Short exercise:
Print exactly the lines from the one containing "Read this page and output its text content." through the last line of the records below, both included, and nothing else; omit any pictures.

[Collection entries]
* * * * * * * * *
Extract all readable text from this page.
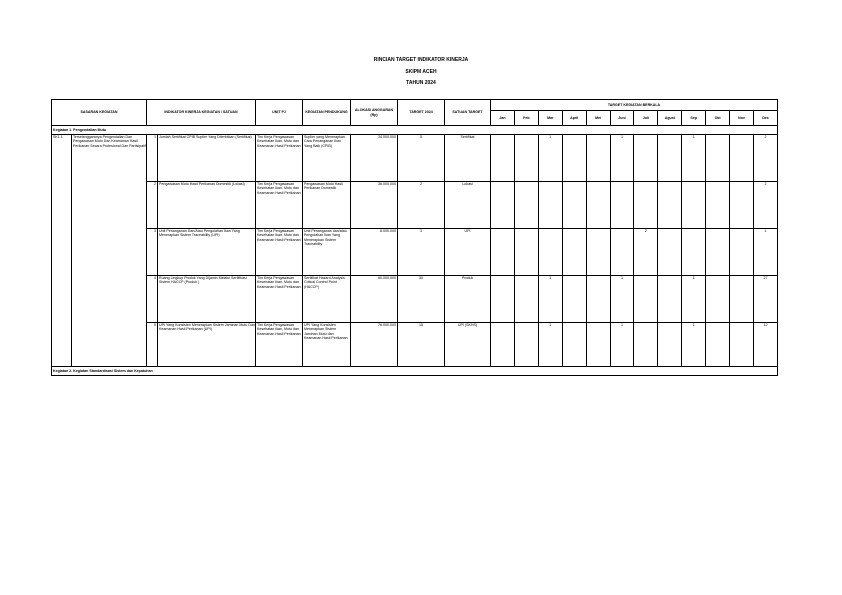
RINCIAN TARGET INDIKATOR KINERJA
SKIPM ACEH
TAHUN 2024
SASARAN KEGIATAN		INDIKATOR KINERJA KEGIATAN / SATUAN		UNIT PJ	KEGIATAN PENDUKUNG	ALOKASI ANGGARAN (Rp)	TARGET 2024	SATUAN TARGET	TARGET KEGIATAN BERKALA											
									Jan	Feb	Mar	April	Mei	Juni	Juli	Agust	Sep	Okt	Nov	Des
Kegiatan 1. Pengendalian Mutu																				
SK1.1	Terselenggaranya Pengendalian Dan Pengawasan Mutu Dan Keamanan Hasil Perikanan Secara Profesional Dan Partisipatif	1	Jumlah Sertifikat CPIB Supiler Yang Diterbitkan (Sertifikat)	Tim Kerja Pengawasan Kesehatan Ikan, Mutu dan Keamanan Hasil Perikanan	Suplier yang Menerapkan Cara Penanganan Ikan Yang Baik (CPIB)	34.000.000	5	Sertifikat			1			1			1			2
		2	Pengawasan Mutu Hasil Perikanan Domestik (Lokasi)	Tim Kerja Pengawasan Kesehatan Ikan, Mutu dan Keamanan Hasil Perikanan	Pengawasan Mutu Hasil Perikanan Domestik	36.000.000	2	Lokasi												2
		3	Unit Penanganan Dan/Atau Pengolahan Ikan Yang Menerapkan Sistem Traceability (UPI)	Tim Kerja Pengawasan Kesehatan Ikan, Mutu dan Keamanan Hasil Perikanan	Unit Penanganan dan/atau Pengolahan Ikan Yang Menerapkan Sistem Traceability	8.000.000	3	UPI							2					1
		4	Ruang Lingkup Produk Yang Dijamin Melalui Sertifikasi Sistem HACCP (Produk )	Tim Kerja Pengawasan Kesehatan Ikan, Mutu dan Keamanan Hasil Perikanan	Sertifikat Hazard Analysis Critical Control Point (HACCP)	60.000.000	30	Produk			1			1			1			27
		5	UPI Yang Konsisten Menerapkan Sistem Jaminan Mutu Dan Keamanan Hasil Perikanan (UPI)	Tim Kerja Pengawasan Kesehatan Ikan, Mutu dan Keamanan Hasil Perikanan	UPI Yang Konsisten Menerapkan Sistem Jaminan Mutu dan Keamanan Hasil Perikanan	76.000.000	15	UPI (SKHS)			1			1			1			12
Kegiatan 2. Kegiatan Standardisasi Sistem dan Kepatuhan																				
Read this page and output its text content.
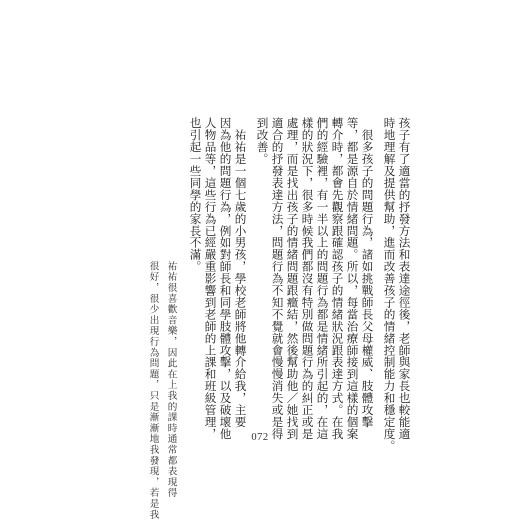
孩子有了適當的抒發方法和表達途徑後，老師與家長也較能適
時地理解及提供幫助，進而改善孩子的情緒控制能力和穩定度。
　很多孩子的問題行為，諸如挑戰師長父母權威、肢體攻擊
等，都是源自於情緒問題。所以，每當治療師接到這樣的個案
轉介時，都會先觀察跟確認孩子的情緒狀況跟表達方式。在我
們的經驗裡，有一半以上的問題行為都是情緒所引起的，在這
樣的狀況下，很多時候我們都沒有特別做問題行為的糾正或是
處理，而是找出孩子的情緒問題跟癥結，然後幫助他／她找到
適合的抒發表達方法，問題行為不知不覺就會慢慢消失或是得
到改善。
　祐祐是一個七歲的小男孩，學校老師將他轉介給我，主要
因為他的問題行為，例如對師長和同學肢體攻擊，以及破壞他
人物品等，這些行為已經嚴重影響到老師的上課和班級管理，
也引起一些同學的家長不滿。
祐祐很喜歡音樂，因此在上我的課時通常都表現得
很好，很少出現行為問題，只是漸漸地我發現，若是我	072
* * * * * * * * *
Exercise result:
Read this page and output its text content.
孩子有了適當的抒發方法和表達途徑後，老師與家長也較能適
時地理解及提供幫助，進而改善孩子的情緒控制能力和穩定度。
　很多孩子的問題行為，諸如挑戰師長父母權威、肢體攻擊
等，都是源自於情緒問題。所以，每當治療師接到這樣的個案
轉介時，都會先觀察跟確認孩子的情緒狀況跟表達方式。在我
們的經驗裡，有一半以上的問題行為都是情緒所引起的，在這
樣的狀況下，很多時候我們都沒有特別做問題行為的糾正或是
處理，而是找出孩子的情緒問題跟癥結，然後幫助他／她找到
適合的抒發表達方法，問題行為不知不覺就會慢慢消失或是得
到改善。
　祐祐是一個七歲的小男孩，學校老師將他轉介給我，主要
因為他的問題行為，例如對師長和同學肢體攻擊，以及破壞他
人物品等，這些行為已經嚴重影響到老師的上課和班級管理，
也引起一些同學的家長不滿。
祐祐很喜歡音樂，因此在上我的課時通常都表現得
很好，很少出現行為問題，只是漸漸地我發現，若是我	072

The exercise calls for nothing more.